Copy out all lines with the word "belső" in them.
***
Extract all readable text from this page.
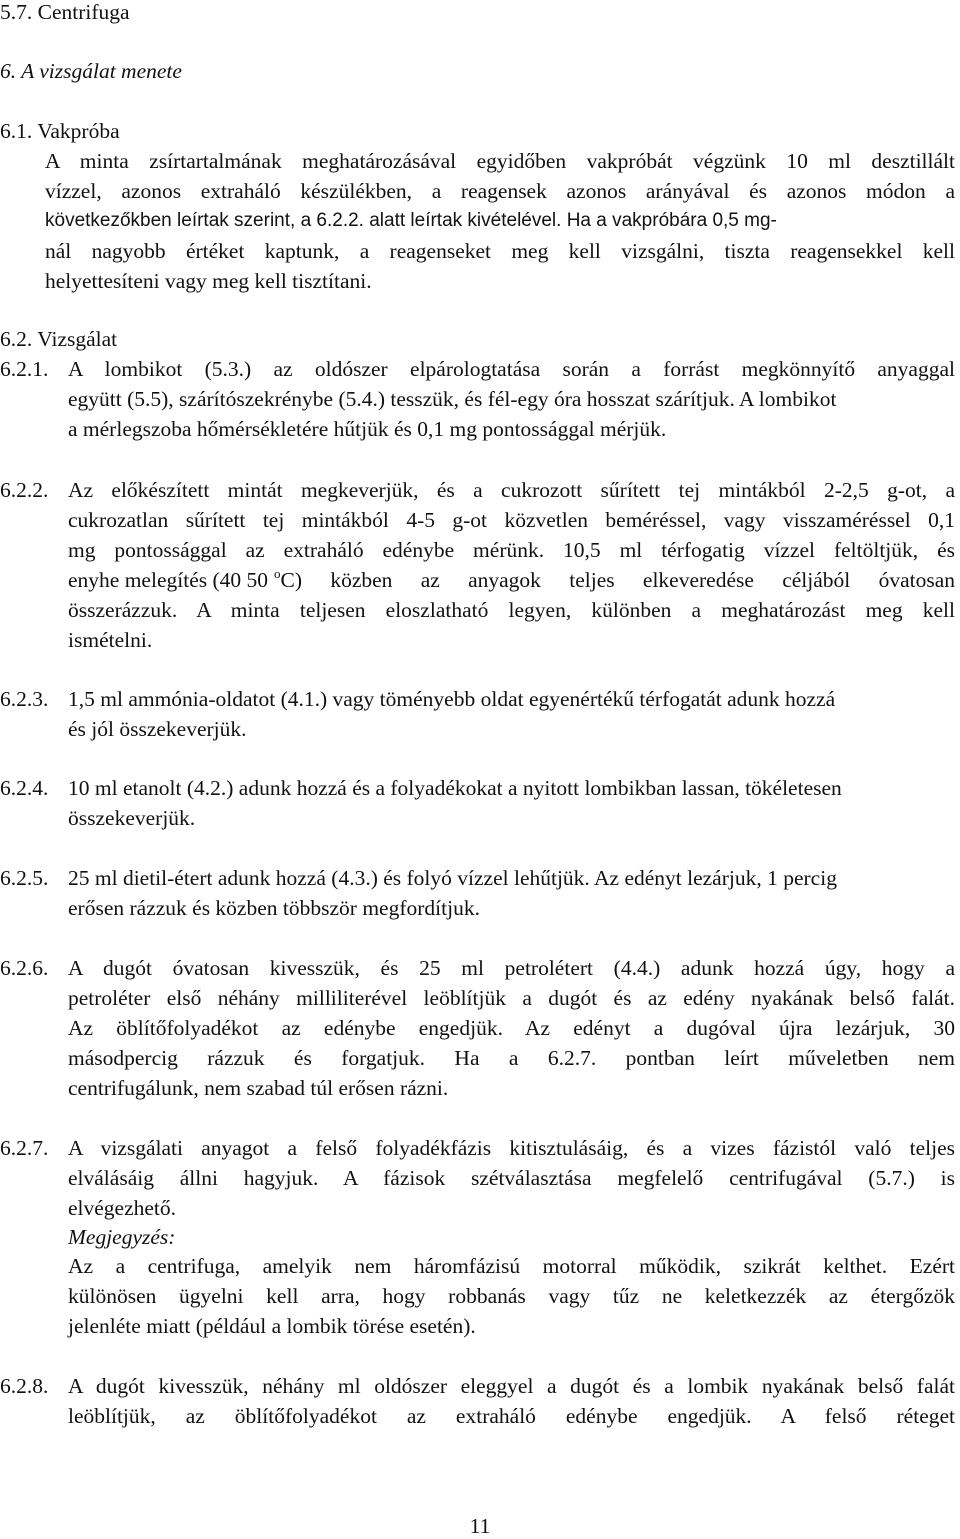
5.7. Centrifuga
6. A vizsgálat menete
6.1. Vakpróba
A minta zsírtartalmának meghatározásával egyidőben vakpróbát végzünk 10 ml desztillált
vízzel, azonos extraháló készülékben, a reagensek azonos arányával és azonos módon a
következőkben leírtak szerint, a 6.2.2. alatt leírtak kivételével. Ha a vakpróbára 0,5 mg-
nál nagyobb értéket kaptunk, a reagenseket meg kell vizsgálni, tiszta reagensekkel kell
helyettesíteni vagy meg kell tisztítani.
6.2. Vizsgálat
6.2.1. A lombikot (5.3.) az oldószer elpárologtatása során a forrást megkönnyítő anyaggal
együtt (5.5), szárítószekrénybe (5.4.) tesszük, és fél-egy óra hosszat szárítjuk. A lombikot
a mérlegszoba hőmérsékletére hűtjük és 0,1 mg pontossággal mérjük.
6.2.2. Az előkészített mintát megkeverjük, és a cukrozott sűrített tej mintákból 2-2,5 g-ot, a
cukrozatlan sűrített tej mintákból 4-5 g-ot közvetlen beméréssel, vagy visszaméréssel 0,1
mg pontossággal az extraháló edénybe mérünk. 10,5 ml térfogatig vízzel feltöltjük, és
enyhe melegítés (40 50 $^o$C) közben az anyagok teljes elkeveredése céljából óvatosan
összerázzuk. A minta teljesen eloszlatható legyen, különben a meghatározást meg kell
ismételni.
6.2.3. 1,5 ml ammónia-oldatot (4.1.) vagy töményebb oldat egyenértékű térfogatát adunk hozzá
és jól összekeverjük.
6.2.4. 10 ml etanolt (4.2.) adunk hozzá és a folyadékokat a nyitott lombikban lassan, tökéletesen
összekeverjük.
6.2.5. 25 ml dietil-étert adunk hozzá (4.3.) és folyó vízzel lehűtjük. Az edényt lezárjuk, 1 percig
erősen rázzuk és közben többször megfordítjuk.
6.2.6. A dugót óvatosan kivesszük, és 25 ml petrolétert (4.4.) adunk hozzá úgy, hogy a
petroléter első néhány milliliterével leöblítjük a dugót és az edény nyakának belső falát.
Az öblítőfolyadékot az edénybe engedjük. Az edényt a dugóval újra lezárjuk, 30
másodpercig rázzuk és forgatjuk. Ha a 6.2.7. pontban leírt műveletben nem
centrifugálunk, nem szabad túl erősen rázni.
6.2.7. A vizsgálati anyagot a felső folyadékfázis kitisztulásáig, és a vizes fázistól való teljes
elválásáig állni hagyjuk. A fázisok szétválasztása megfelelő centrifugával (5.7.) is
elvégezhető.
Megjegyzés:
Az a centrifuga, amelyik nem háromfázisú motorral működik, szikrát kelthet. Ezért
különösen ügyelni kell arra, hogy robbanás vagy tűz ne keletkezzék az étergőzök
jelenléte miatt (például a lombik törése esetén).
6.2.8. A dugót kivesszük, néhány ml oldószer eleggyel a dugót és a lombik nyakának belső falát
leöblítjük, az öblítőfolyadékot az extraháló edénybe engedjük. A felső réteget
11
***
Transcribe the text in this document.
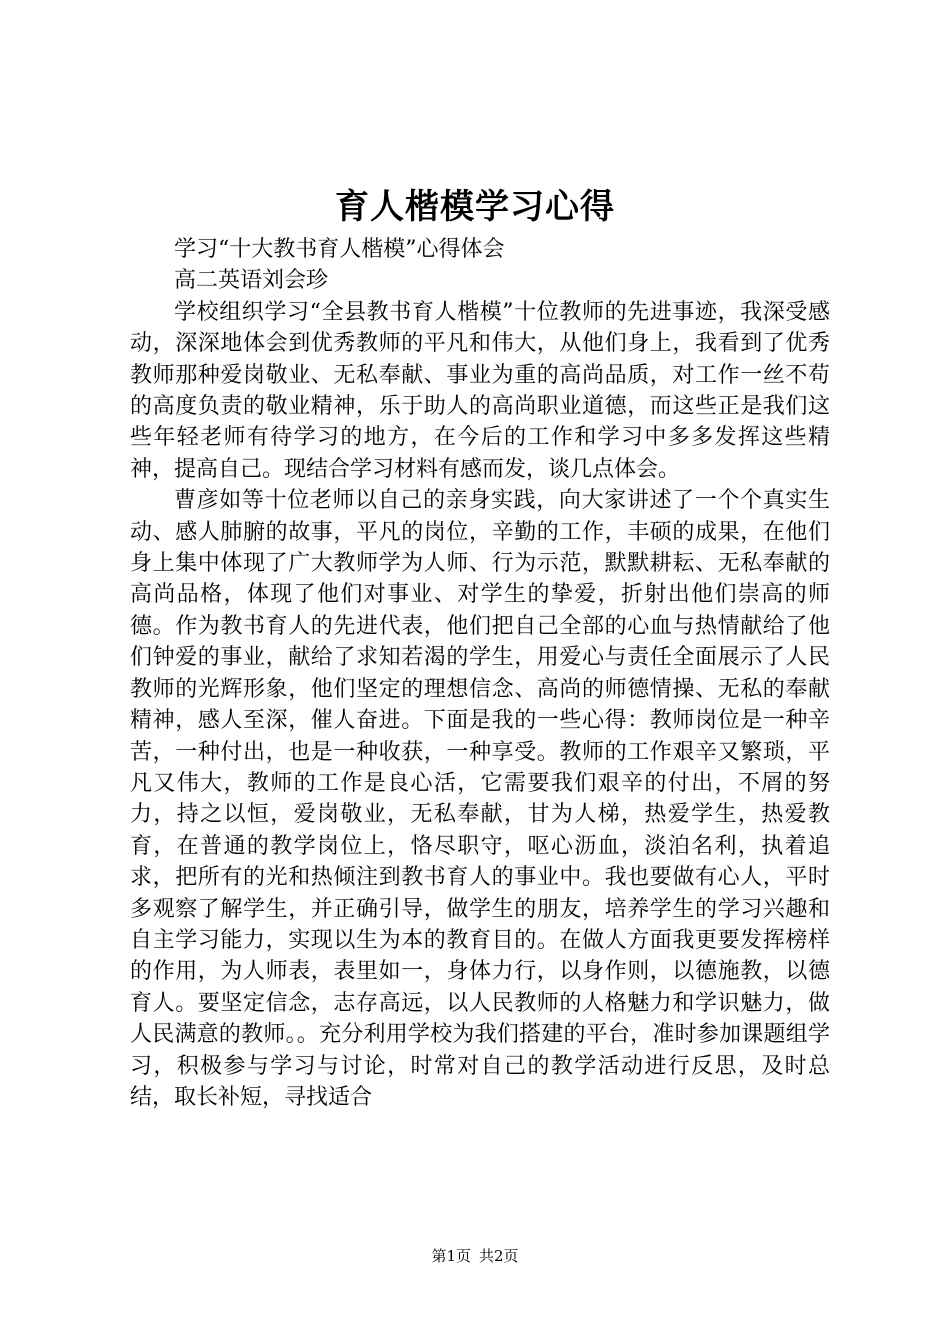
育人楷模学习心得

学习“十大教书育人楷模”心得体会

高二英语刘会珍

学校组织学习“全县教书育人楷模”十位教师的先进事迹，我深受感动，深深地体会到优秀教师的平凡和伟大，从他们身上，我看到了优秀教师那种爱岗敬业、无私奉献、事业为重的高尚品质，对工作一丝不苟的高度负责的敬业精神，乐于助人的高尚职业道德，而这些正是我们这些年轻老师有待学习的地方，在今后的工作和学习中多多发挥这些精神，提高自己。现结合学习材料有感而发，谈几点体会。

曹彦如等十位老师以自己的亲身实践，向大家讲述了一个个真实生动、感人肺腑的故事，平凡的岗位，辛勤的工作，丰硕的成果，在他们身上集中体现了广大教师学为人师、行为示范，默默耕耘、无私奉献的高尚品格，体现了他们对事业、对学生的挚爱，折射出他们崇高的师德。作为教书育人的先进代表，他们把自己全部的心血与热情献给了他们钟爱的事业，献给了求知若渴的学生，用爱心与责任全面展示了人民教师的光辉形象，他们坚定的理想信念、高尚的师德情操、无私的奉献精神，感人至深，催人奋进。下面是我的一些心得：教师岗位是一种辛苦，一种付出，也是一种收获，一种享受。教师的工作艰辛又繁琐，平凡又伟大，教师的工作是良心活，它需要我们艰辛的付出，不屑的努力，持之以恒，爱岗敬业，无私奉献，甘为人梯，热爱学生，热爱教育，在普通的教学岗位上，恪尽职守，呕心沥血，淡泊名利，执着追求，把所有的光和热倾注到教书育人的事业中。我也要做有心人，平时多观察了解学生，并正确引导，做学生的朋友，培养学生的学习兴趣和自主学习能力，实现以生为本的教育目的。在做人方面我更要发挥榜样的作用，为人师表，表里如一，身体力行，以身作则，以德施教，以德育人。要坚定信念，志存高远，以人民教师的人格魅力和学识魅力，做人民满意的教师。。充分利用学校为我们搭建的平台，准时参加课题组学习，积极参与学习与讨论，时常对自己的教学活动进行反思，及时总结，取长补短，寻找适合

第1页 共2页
***
__ANSWER IN FULL__.
petroléter első néhány milliliterével leöblítjük a dugót és az edény nyakának belső falát.
6.2.8. A dugót kivesszük, néhány ml oldószer eleggyel a dugót és a lombik nyakának belső falát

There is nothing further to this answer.